Raw records:
===============

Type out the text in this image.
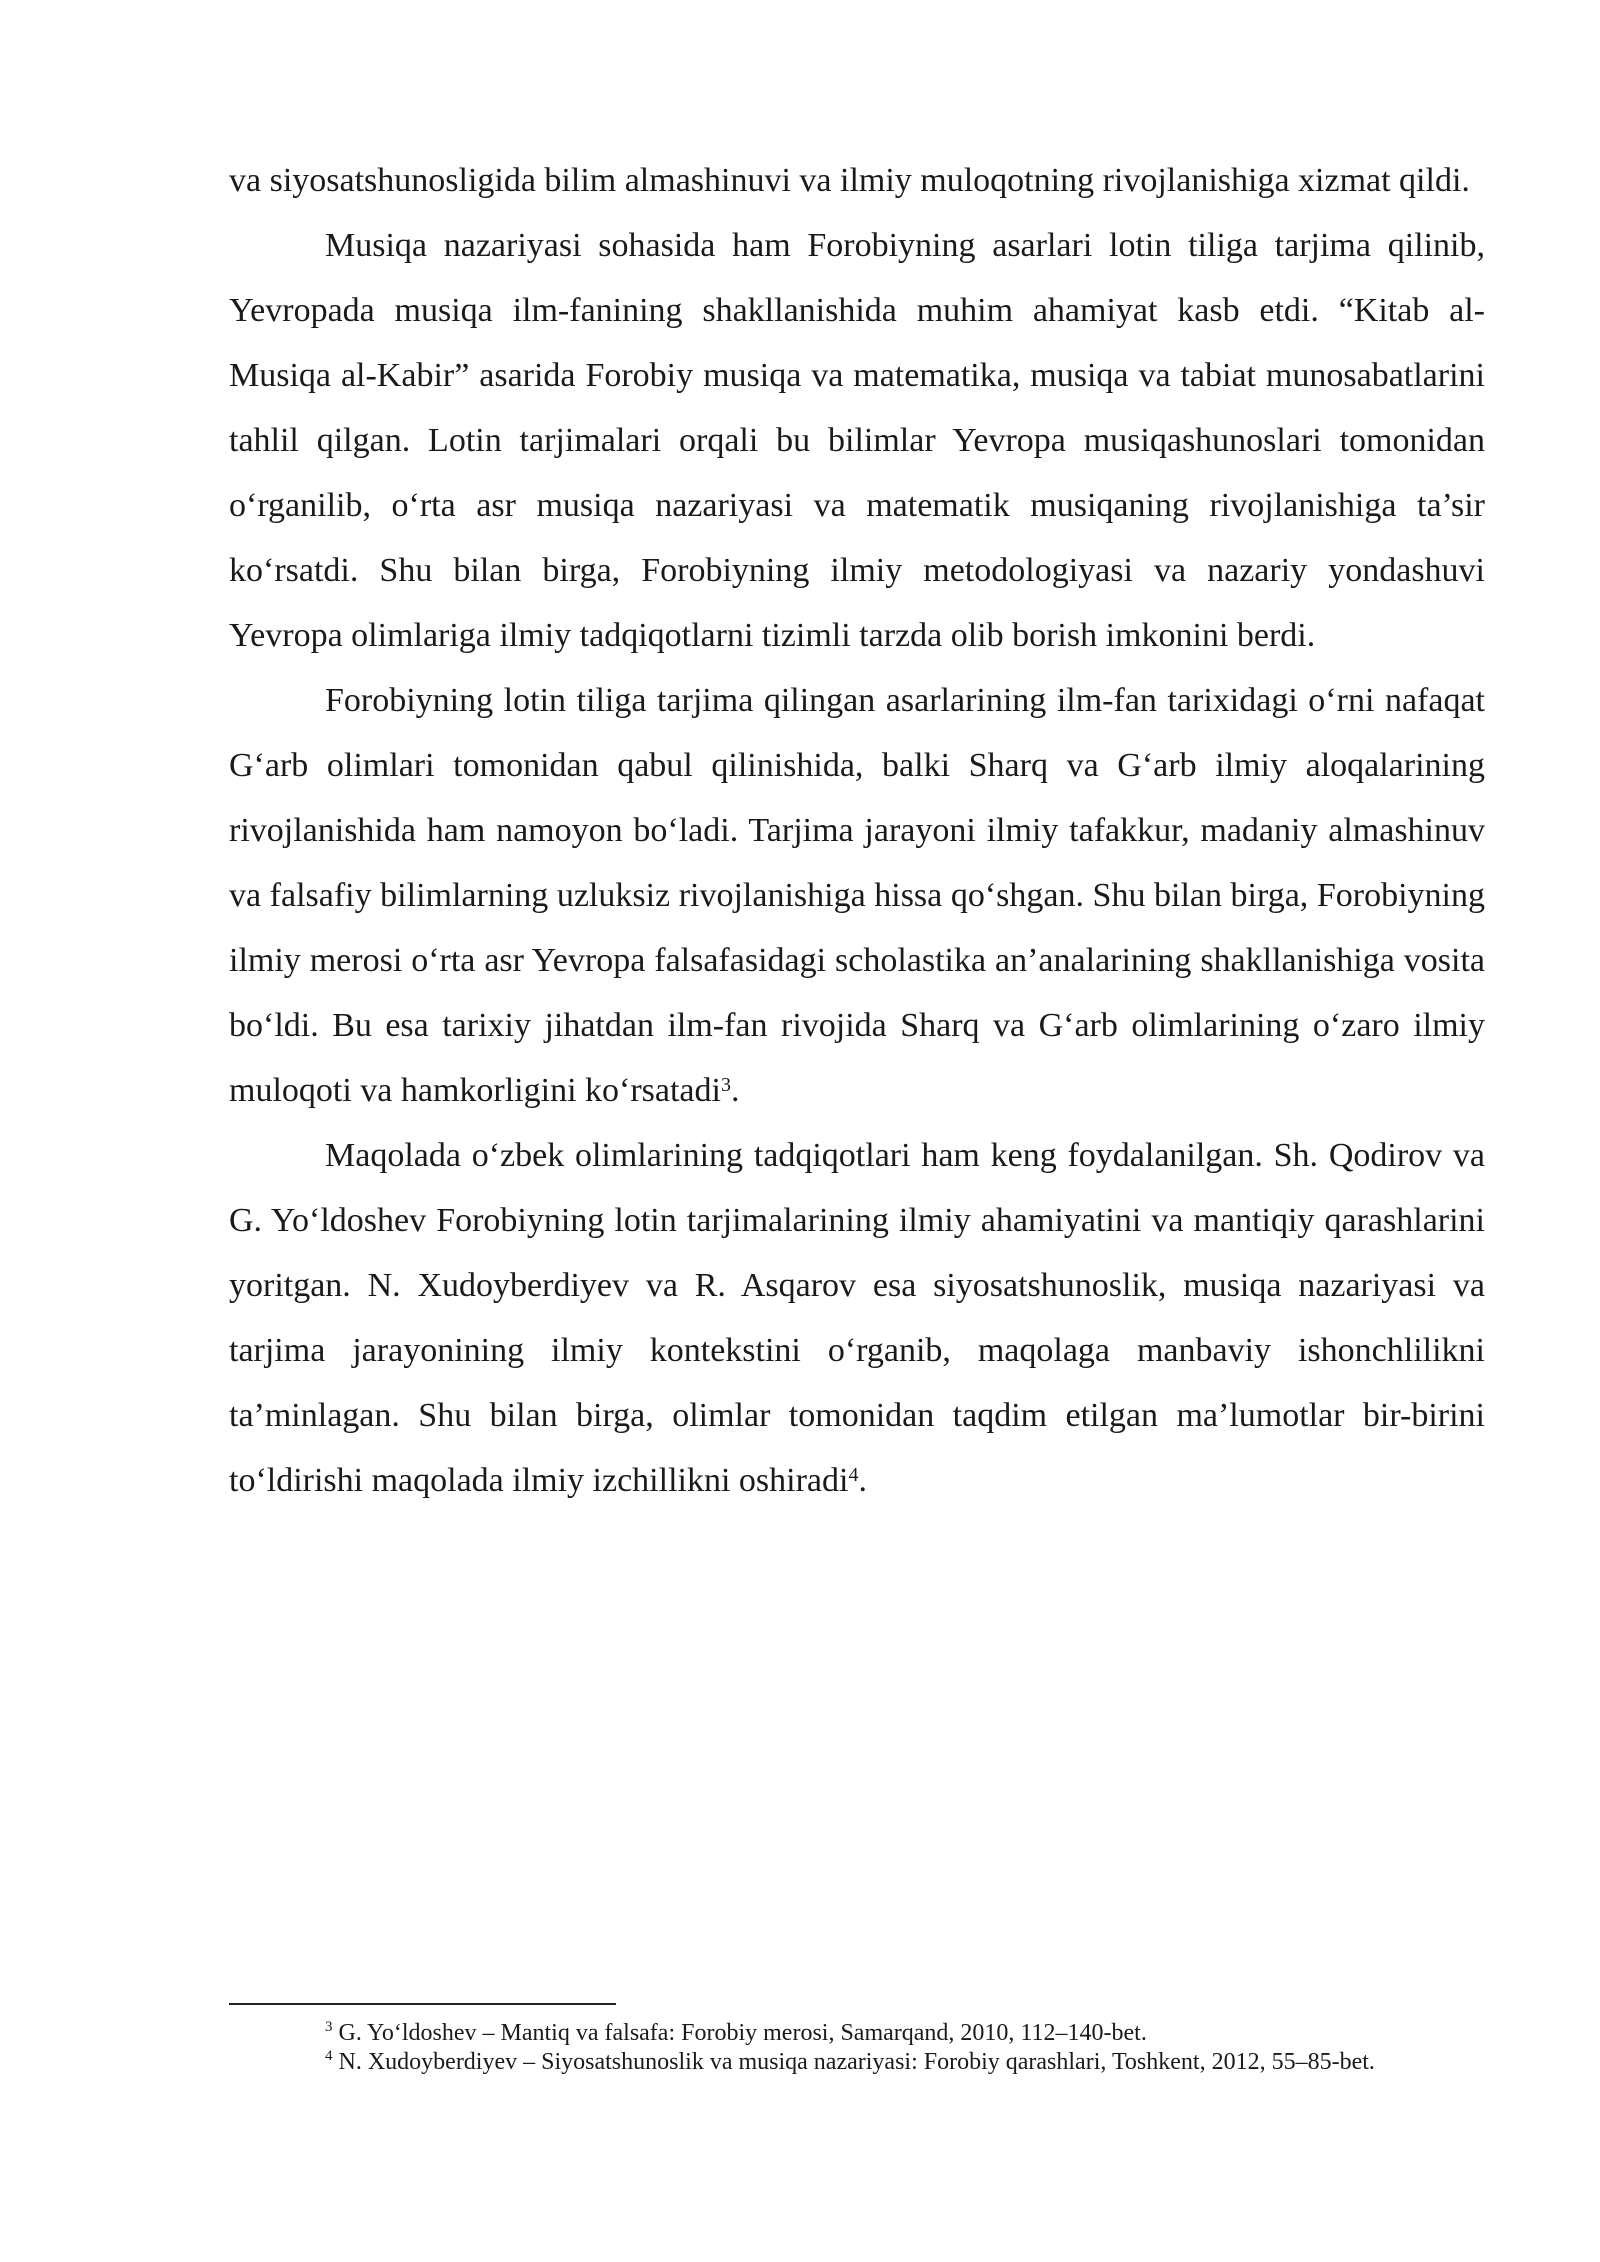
va siyosatshunosligida bilim almashinuvi va ilmiy muloqotning rivojlanishiga xizmat qildi.

Musiqa nazariyasi sohasida ham Forobiyning asarlari lotin tiliga tarjima qilinib, Yevropada musiqa ilm-fanining shakllanishida muhim ahamiyat kasb etdi. “Kitab al-Musiqa al-Kabir” asarida Forobiy musiqa va matematika, musiqa va tabiat munosabatlarini tahlil qilgan. Lotin tarjimalari orqali bu bilimlar Yevropa musiqashunoslari tomonidan o‘rganilib, o‘rta asr musiqa nazariyasi va matematik musiqaning rivojlanishiga ta’sir ko‘rsatdi. Shu bilan birga, Forobiyning ilmiy metodologiyasi va nazariy yondashuvi Yevropa olimlariga ilmiy tadqiqotlarni tizimli tarzda olib borish imkonini berdi.

Forobiyning lotin tiliga tarjima qilingan asarlarining ilm-fan tarixidagi o‘rni nafaqat G‘arb olimlari tomonidan qabul qilinishida, balki Sharq va G‘arb ilmiy aloqalarining rivojlanishida ham namoyon bo‘ladi. Tarjima jarayoni ilmiy tafakkur, madaniy almashinuv va falsafiy bilimlarning uzluksiz rivojlanishiga hissa qo‘shgan. Shu bilan birga, Forobiyning ilmiy merosi o‘rta asr Yevropa falsafasidagi scholastika an’analarining shakllanishiga vosita bo‘ldi. Bu esa tarixiy jihatdan ilm-fan rivojida Sharq va G‘arb olimlarining o‘zaro ilmiy muloqoti va hamkorligini ko‘rsatadi$^3$.

Maqolada o‘zbek olimlarining tadqiqotlari ham keng foydalanilgan. Sh. Qodirov va G. Yo‘ldoshev Forobiyning lotin tarjimalarining ilmiy ahamiyatini va mantiqiy qarashlarini yoritgan. N. Xudoyberdiyev va R. Asqarov esa siyosatshunoslik, musiqa nazariyasi va tarjima jarayonining ilmiy kontekstini o‘rganib, maqolaga manbaviy ishonchlilikni ta’minlagan. Shu bilan birga, olimlar tomonidan taqdim etilgan ma’lumotlar bir-birini to‘ldirishi maqolada ilmiy izchillikni oshiradi$^4$.

$^3$ G. Yo‘ldoshev – Mantiq va falsafa: Forobiy merosi, Samarqand, 2010, 112–140-bet.

$^4$ N. Xudoyberdiyev – Siyosatshunoslik va musiqa nazariyasi: Forobiy qarashlari, Toshkent, 2012, 55–85-bet.
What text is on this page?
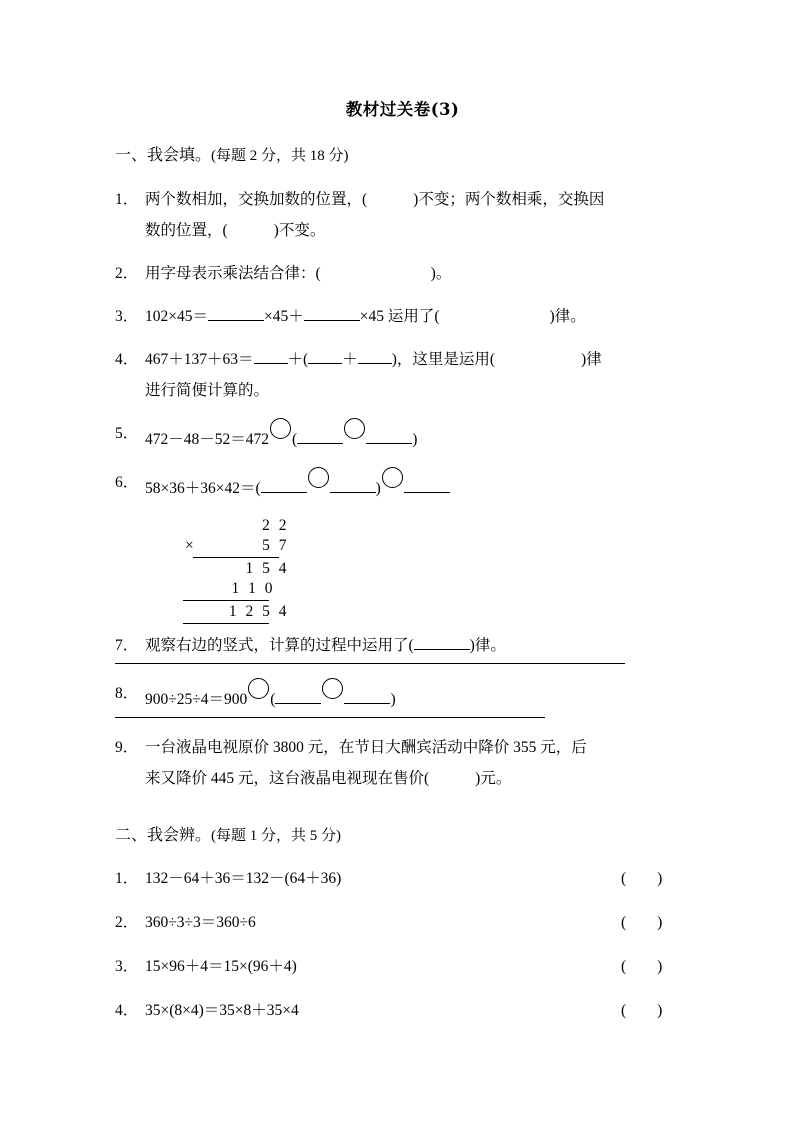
教材过关卷(3)
一、我会填。(每题 2 分，共 18 分)
1． 两个数相加，交换加数的位置，(	)不变；两个数相乘，交换因
数的位置，(	)不变。
2． 用字母表示乘法结合律：(	)。
3． 102×45＝	×45＋	×45 运用了(	)律。
4． 467＋137＋63＝ ＋( ＋ )，这里是运用(	)律
进行简便计算的。
5． 472－48－52＝472 (	)
6． 58×36＋36×42＝(	)
2 2
×	5 7
1 5 4
1 1 0
1 2 5 4
7． 观察右边的竖式，计算的过程中运用了(	)律。
8． 900÷25÷4＝900 (	)
9． 一台液晶电视原价 3800 元，在节日大酬宾活动中降价 355 元，后
来又降价 445 元，这台液晶电视现在售价(	)元。
二、我会辨。(每题 1 分，共 5 分)
1． 132－64＋36＝132－(64＋36)	(        )
2． 360÷3÷3＝360÷6	(        )
3． 15×96＋4＝15×(96＋4)	(        )
4． 35×(8×4)＝35×8＋35×4	(        )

===============

• Do this
Report only a number: how many lines in the material above contain the string "merosi".

• Answer to this task
2